Given request:
Write out the data again in full, exactly as it reads.

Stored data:
+===+

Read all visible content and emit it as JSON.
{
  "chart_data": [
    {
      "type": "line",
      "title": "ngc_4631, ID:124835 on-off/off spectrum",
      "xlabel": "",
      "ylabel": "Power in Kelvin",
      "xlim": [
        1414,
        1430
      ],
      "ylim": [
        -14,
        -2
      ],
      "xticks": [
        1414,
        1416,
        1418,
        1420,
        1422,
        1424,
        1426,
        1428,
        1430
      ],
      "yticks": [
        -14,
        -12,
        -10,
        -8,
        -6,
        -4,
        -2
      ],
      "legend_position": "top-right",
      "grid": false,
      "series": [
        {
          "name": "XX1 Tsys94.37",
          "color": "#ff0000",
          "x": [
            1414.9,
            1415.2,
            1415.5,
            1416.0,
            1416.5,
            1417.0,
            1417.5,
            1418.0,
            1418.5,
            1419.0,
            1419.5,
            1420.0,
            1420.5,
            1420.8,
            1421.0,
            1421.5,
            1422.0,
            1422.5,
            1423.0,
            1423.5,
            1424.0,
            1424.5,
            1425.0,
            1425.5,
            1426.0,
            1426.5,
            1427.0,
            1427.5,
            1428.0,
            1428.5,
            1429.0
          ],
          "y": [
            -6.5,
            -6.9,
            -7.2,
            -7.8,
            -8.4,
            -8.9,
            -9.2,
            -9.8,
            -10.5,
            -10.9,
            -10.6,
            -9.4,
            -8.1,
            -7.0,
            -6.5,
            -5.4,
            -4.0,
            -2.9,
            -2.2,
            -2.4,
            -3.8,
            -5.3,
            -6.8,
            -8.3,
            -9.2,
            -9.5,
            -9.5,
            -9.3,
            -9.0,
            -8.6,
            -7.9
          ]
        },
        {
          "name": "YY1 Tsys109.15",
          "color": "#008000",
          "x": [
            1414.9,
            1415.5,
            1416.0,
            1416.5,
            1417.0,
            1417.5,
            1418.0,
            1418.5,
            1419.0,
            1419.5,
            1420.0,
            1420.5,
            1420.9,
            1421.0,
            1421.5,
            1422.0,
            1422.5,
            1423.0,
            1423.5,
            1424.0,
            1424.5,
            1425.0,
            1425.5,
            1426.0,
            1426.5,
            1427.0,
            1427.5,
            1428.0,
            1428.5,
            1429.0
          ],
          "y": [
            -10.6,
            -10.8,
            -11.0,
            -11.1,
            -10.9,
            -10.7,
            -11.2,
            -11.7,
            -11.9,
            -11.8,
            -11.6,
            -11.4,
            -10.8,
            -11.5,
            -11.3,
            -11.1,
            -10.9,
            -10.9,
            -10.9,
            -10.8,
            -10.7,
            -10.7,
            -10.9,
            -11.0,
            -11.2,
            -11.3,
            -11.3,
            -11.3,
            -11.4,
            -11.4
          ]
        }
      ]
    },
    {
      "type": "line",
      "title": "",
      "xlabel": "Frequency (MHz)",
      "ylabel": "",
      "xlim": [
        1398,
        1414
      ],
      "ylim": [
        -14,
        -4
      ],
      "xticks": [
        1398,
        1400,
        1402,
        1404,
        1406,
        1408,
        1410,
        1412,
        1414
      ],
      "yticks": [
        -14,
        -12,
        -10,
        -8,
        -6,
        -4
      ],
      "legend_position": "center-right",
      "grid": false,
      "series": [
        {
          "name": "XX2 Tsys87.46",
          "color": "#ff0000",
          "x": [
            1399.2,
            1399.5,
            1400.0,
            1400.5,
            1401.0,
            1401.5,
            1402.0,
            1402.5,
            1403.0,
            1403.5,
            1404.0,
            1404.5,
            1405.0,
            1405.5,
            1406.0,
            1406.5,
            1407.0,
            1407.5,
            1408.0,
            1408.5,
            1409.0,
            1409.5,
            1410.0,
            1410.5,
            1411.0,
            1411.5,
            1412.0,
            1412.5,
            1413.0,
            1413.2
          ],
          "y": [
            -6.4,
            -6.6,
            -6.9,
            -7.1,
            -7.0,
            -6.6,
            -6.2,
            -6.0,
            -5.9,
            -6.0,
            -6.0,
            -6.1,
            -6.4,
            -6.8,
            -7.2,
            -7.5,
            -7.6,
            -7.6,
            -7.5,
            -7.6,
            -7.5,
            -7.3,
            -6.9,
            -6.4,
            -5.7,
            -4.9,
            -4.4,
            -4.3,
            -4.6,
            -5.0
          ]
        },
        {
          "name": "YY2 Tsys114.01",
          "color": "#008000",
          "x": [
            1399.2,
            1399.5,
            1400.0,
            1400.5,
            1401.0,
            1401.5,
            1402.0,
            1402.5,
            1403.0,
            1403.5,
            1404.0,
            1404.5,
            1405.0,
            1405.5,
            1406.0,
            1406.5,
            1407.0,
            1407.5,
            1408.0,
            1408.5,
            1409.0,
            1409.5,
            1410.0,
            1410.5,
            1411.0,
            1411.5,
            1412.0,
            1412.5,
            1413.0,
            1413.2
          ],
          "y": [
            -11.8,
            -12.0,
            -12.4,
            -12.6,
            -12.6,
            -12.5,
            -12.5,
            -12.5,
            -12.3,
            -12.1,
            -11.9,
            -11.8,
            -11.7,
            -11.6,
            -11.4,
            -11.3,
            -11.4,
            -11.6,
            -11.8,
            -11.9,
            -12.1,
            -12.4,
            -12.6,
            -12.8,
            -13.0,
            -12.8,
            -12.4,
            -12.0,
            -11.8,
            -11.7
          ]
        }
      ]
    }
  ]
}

+===+

Correct answer:
Read all visible content and emit it as JSON.
{
  "chart_data": [
    {
      "type": "line",
      "title": "ngc_4631, ID:124835 on-off/off spectrum",
      "xlabel": "",
      "ylabel": "Power in Kelvin",
      "xlim": [
        1414,
        1430
      ],
      "ylim": [
        -14,
        -2
      ],
      "xticks": [
        1414,
        1416,
        1418,
        1420,
        1422,
        1424,
        1426,
        1428,
        1430
      ],
      "yticks": [
        -14,
        -12,
        -10,
        -8,
        -6,
        -4,
        -2
      ],
      "legend_position": "top-right",
      "grid": false,
      "series": [
        {
          "name": "XX1 Tsys94.37",
          "color": "#ff0000",
          "x": [
            1414.9,
            1415.2,
            1415.5,
            1416.0,
            1416.5,
            1417.0,
            1417.5,
            1418.0,
            1418.5,
            1419.0,
            1419.5,
            1420.0,
            1420.5,
            1420.8,
            1421.0,
            1421.5,
            1422.0,
            1422.5,
            1423.0,
            1423.5,
            1424.0,
            1424.5,
            1425.0,
            1425.5,
            1426.0,
            1426.5,
            1427.0,
            1427.5,
            1428.0,
            1428.5,
            1429.0
          ],
          "y": [
            -6.5,
            -6.9,
            -7.2,
            -7.8,
            -8.4,
            -8.9,
            -9.2,
            -9.8,
            -10.5,
            -10.9,
            -10.6,
            -9.4,
            -8.1,
            -7.0,
            -6.5,
            -5.4,
            -4.0,
            -2.9,
            -2.2,
            -2.4,
            -3.8,
            -5.3,
            -6.8,
            -8.3,
            -9.2,
            -9.5,
            -9.5,
            -9.3,
            -9.0,
            -8.6,
            -7.9
          ]
        },
        {
          "name": "YY1 Tsys109.15",
          "color": "#008000",
          "x": [
            1414.9,
            1415.5,
            1416.0,
            1416.5,
            1417.0,
            1417.5,
            1418.0,
            1418.5,
            1419.0,
            1419.5,
            1420.0,
            1420.5,
            1420.9,
            1421.0,
            1421.5,
            1422.0,
            1422.5,
            1423.0,
            1423.5,
            1424.0,
            1424.5,
            1425.0,
            1425.5,
            1426.0,
            1426.5,
            1427.0,
            1427.5,
            1428.0,
            1428.5,
            1429.0
          ],
          "y": [
            -10.6,
            -10.8,
            -11.0,
            -11.1,
            -10.9,
            -10.7,
            -11.2,
            -11.7,
            -11.9,
            -11.8,
            -11.6,
            -11.4,
            -10.8,
            -11.5,
            -11.3,
            -11.1,
            -10.9,
            -10.9,
            -10.9,
            -10.8,
            -10.7,
            -10.7,
            -10.9,
            -11.0,
            -11.2,
            -11.3,
            -11.3,
            -11.3,
            -11.4,
            -11.4
          ]
        }
      ]
    },
    {
      "type": "line",
      "title": "",
      "xlabel": "Frequency (MHz)",
      "ylabel": "",
      "xlim": [
        1398,
        1414
      ],
      "ylim": [
        -14,
        -4
      ],
      "xticks": [
        1398,
        1400,
        1402,
        1404,
        1406,
        1408,
        1410,
        1412,
        1414
      ],
      "yticks": [
        -14,
        -12,
        -10,
        -8,
        -6,
        -4
      ],
      "legend_position": "center-right",
      "grid": false,
      "series": [
        {
          "name": "XX2 Tsys87.46",
          "color": "#ff0000",
          "x": [
            1399.2,
            1399.5,
            1400.0,
            1400.5,
            1401.0,
            1401.5,
            1402.0,
            1402.5,
            1403.0,
            1403.5,
            1404.0,
            1404.5,
            1405.0,
            1405.5,
            1406.0,
            1406.5,
            1407.0,
            1407.5,
            1408.0,
            1408.5,
            1409.0,
            1409.5,
            1410.0,
            1410.5,
            1411.0,
            1411.5,
            1412.0,
            1412.5,
            1413.0,
            1413.2
          ],
          "y": [
            -6.4,
            -6.6,
            -6.9,
            -7.1,
            -7.0,
            -6.6,
            -6.2,
            -6.0,
            -5.9,
            -6.0,
            -6.0,
            -6.1,
            -6.4,
            -6.8,
            -7.2,
            -7.5,
            -7.6,
            -7.6,
            -7.5,
            -7.6,
            -7.5,
            -7.3,
            -6.9,
            -6.4,
            -5.7,
            -4.9,
            -4.4,
            -4.3,
            -4.6,
            -5.0
          ]
        },
        {
          "name": "YY2 Tsys114.01",
          "color": "#008000",
          "x": [
            1399.2,
            1399.5,
            1400.0,
            1400.5,
            1401.0,
            1401.5,
            1402.0,
            1402.5,
            1403.0,
            1403.5,
            1404.0,
            1404.5,
            1405.0,
            1405.5,
            1406.0,
            1406.5,
            1407.0,
            1407.5,
            1408.0,
            1408.5,
            1409.0,
            1409.5,
            1410.0,
            1410.5,
            1411.0,
            1411.5,
            1412.0,
            1412.5,
            1413.0,
            1413.2
          ],
          "y": [
            -11.8,
            -12.0,
            -12.4,
            -12.6,
            -12.6,
            -12.5,
            -12.5,
            -12.5,
            -12.3,
            -12.1,
            -11.9,
            -11.8,
            -11.7,
            -11.6,
            -11.4,
            -11.3,
            -11.4,
            -11.6,
            -11.8,
            -11.9,
            -12.1,
            -12.4,
            -12.6,
            -12.8,
            -13.0,
            -12.8,
            -12.4,
            -12.0,
            -11.8,
            -11.7
          ]
        }
      ]
    }
  ]
}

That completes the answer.